Figure data in JSON
┄┄┄┄┄┄

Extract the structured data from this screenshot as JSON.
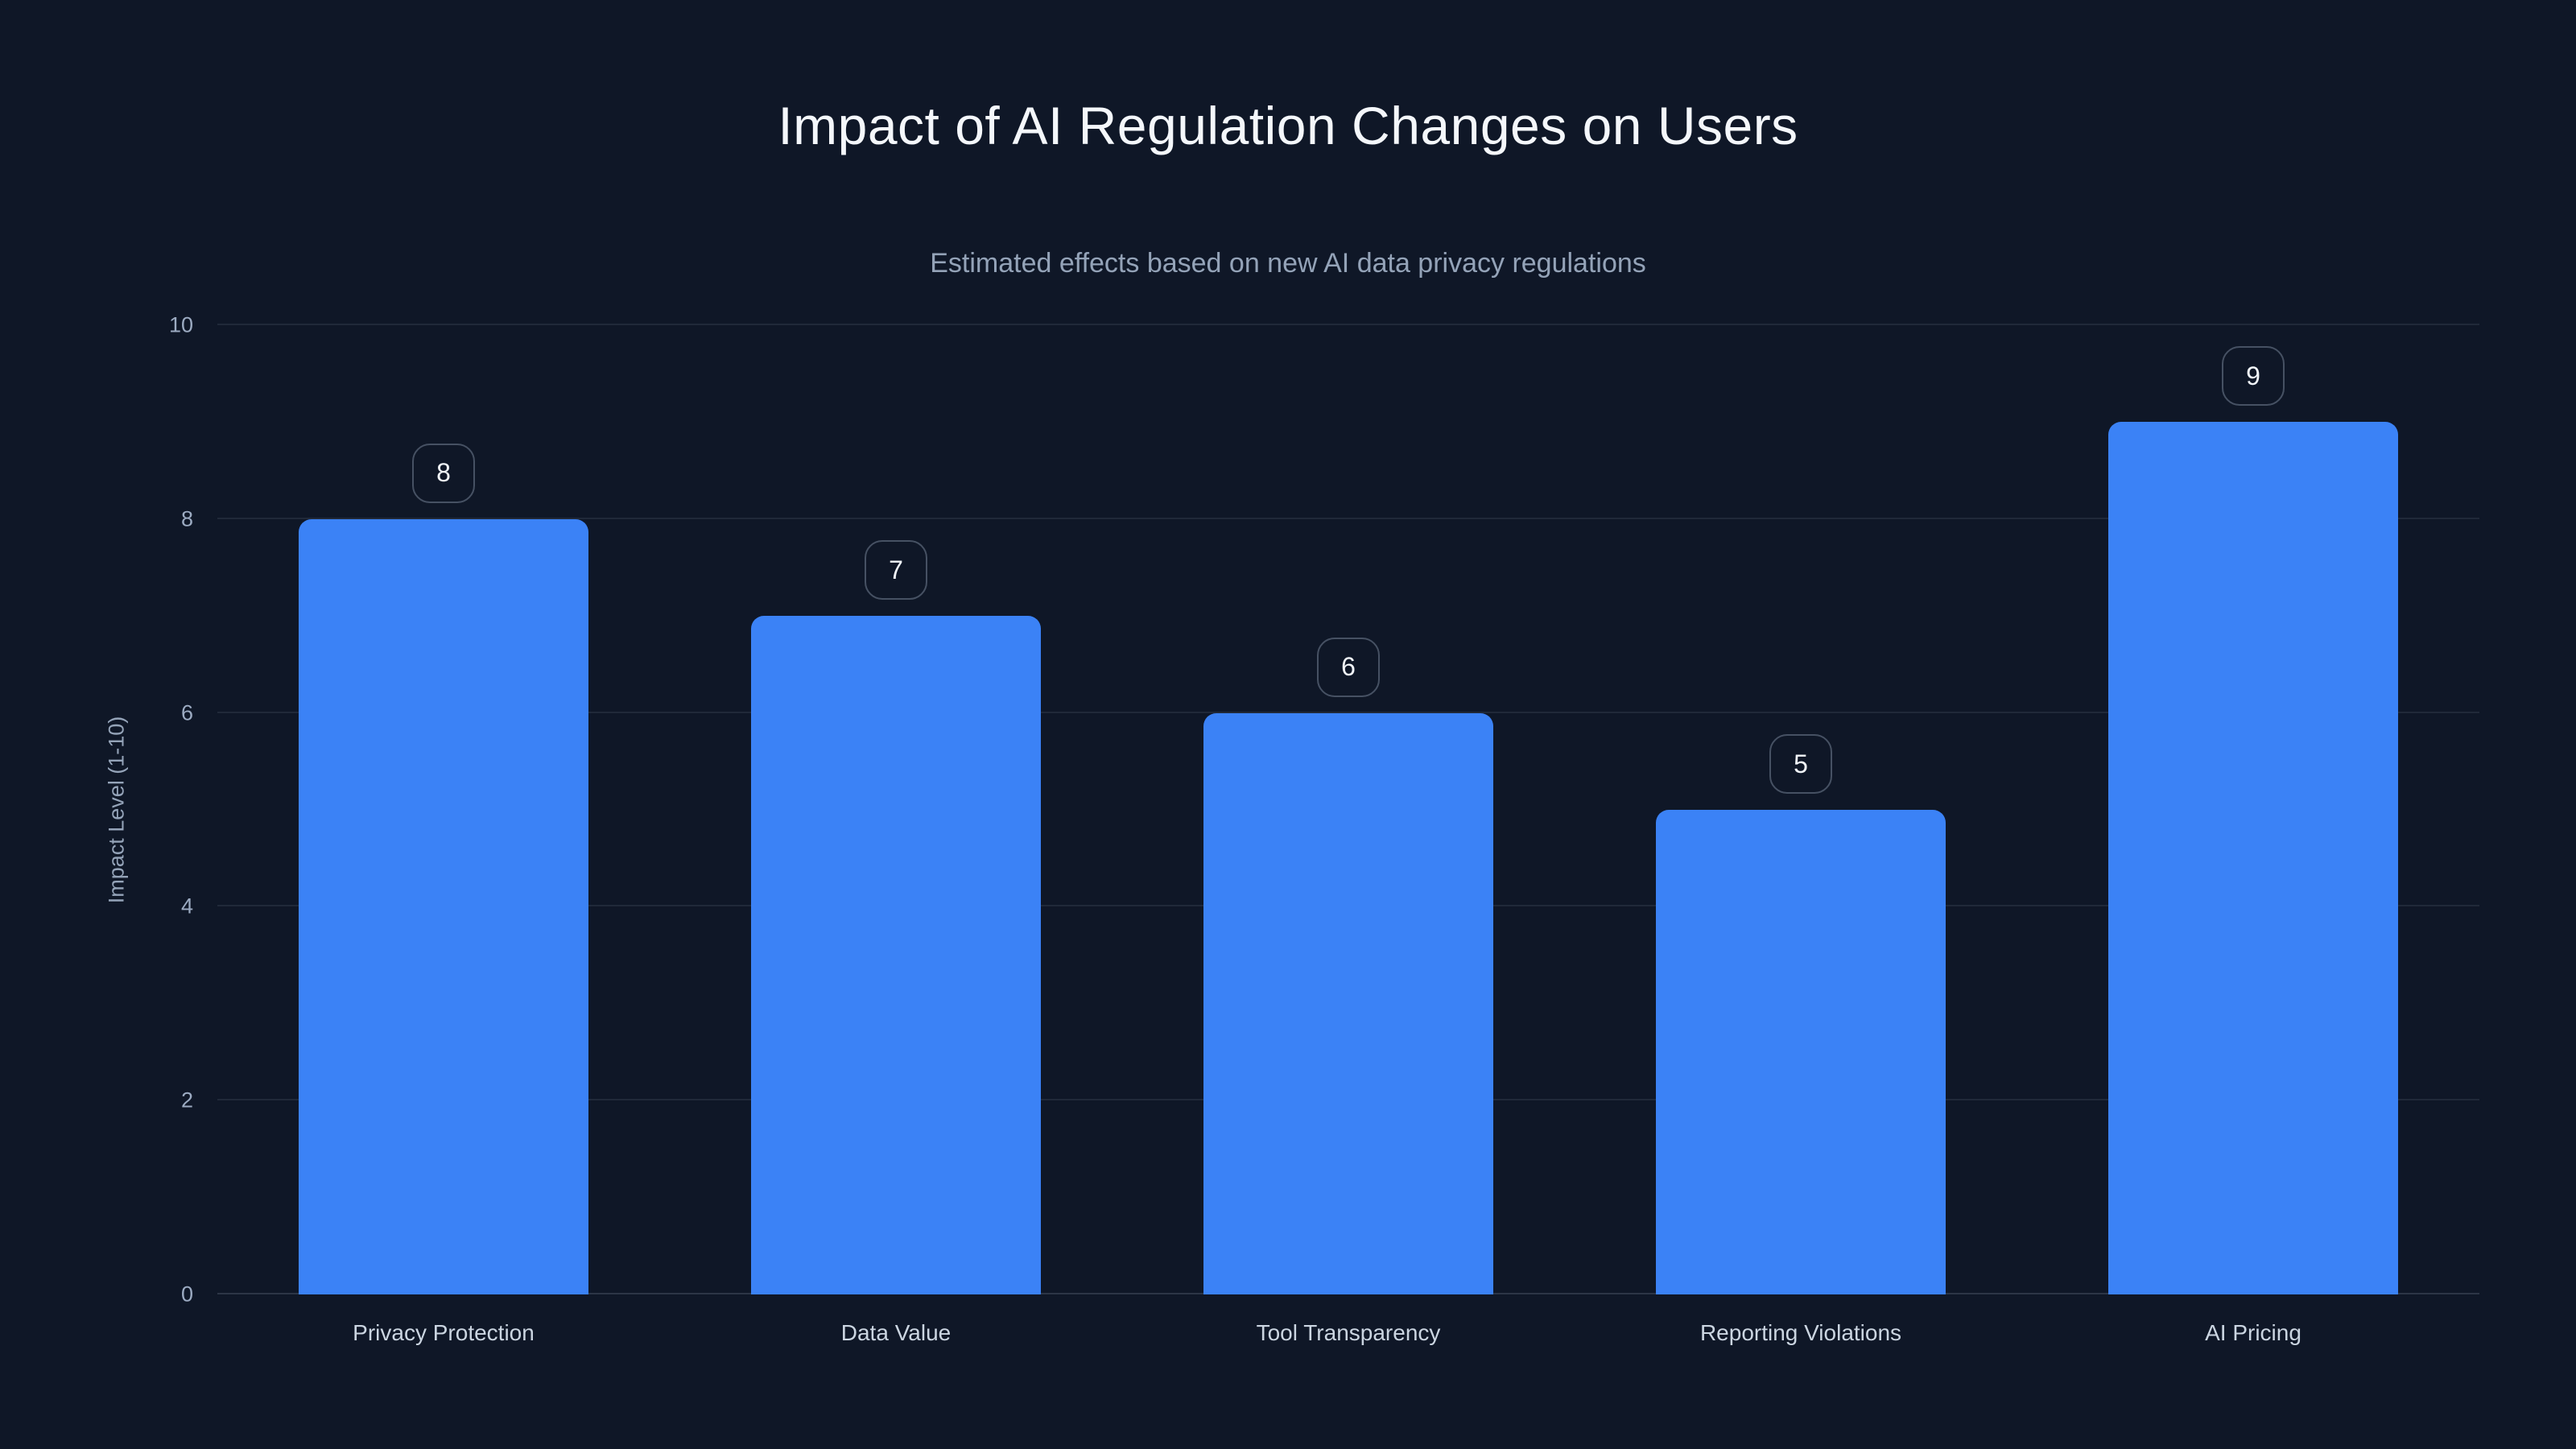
{
  "page": {
    "background_color": "#0f1727"
  },
  "header": {
    "title": "Impact of AI Regulation Changes on Users",
    "subtitle": "Estimated effects based on new AI data privacy regulations"
  },
  "chart_data": {
    "type": "bar",
    "title": "Impact of AI Regulation Changes on Users",
    "subtitle": "Estimated effects based on new AI data privacy regulations",
    "categories": [
      "Privacy Protection",
      "Data Value",
      "Tool Transparency",
      "Reporting Violations",
      "AI Pricing"
    ],
    "values": [
      8,
      7,
      6,
      5,
      9
    ],
    "value_labels": [
      "8",
      "7",
      "6",
      "5",
      "9"
    ],
    "xlabel": "",
    "ylabel": "Impact Level (1-10)",
    "ylim": [
      0,
      10
    ],
    "yticks": [
      0,
      2,
      4,
      6,
      8,
      10
    ],
    "grid": "horizontal-only",
    "legend_position": "none",
    "bar_color": "#3b82f6",
    "background_color": "#0f1727",
    "gridline_color": "rgba(148,163,184,0.13)",
    "title_color": "#f4f7fb",
    "subtitle_color": "#94a3b8",
    "tick_label_color": "#9cabc2",
    "category_label_color": "#cbd5e1",
    "value_badge_text_color": "#f1f5f9",
    "value_badge_border_color": "rgba(148,163,184,0.42)"
  }
}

┄┄┄┄┄┄

*EXERCISE DIRECTIONS:* Repeat the records above verbatim, with no pictures in the result.

*ANSWER TO THIS TASK:*
Extract the structured data from this screenshot as JSON.
{
  "page": {
    "background_color": "#0f1727"
  },
  "header": {
    "title": "Impact of AI Regulation Changes on Users",
    "subtitle": "Estimated effects based on new AI data privacy regulations"
  },
  "chart_data": {
    "type": "bar",
    "title": "Impact of AI Regulation Changes on Users",
    "subtitle": "Estimated effects based on new AI data privacy regulations",
    "categories": [
      "Privacy Protection",
      "Data Value",
      "Tool Transparency",
      "Reporting Violations",
      "AI Pricing"
    ],
    "values": [
      8,
      7,
      6,
      5,
      9
    ],
    "value_labels": [
      "8",
      "7",
      "6",
      "5",
      "9"
    ],
    "xlabel": "",
    "ylabel": "Impact Level (1-10)",
    "ylim": [
      0,
      10
    ],
    "yticks": [
      0,
      2,
      4,
      6,
      8,
      10
    ],
    "grid": "horizontal-only",
    "legend_position": "none",
    "bar_color": "#3b82f6",
    "background_color": "#0f1727",
    "gridline_color": "rgba(148,163,184,0.13)",
    "title_color": "#f4f7fb",
    "subtitle_color": "#94a3b8",
    "tick_label_color": "#9cabc2",
    "category_label_color": "#cbd5e1",
    "value_badge_text_color": "#f1f5f9",
    "value_badge_border_color": "rgba(148,163,184,0.42)"
  }
}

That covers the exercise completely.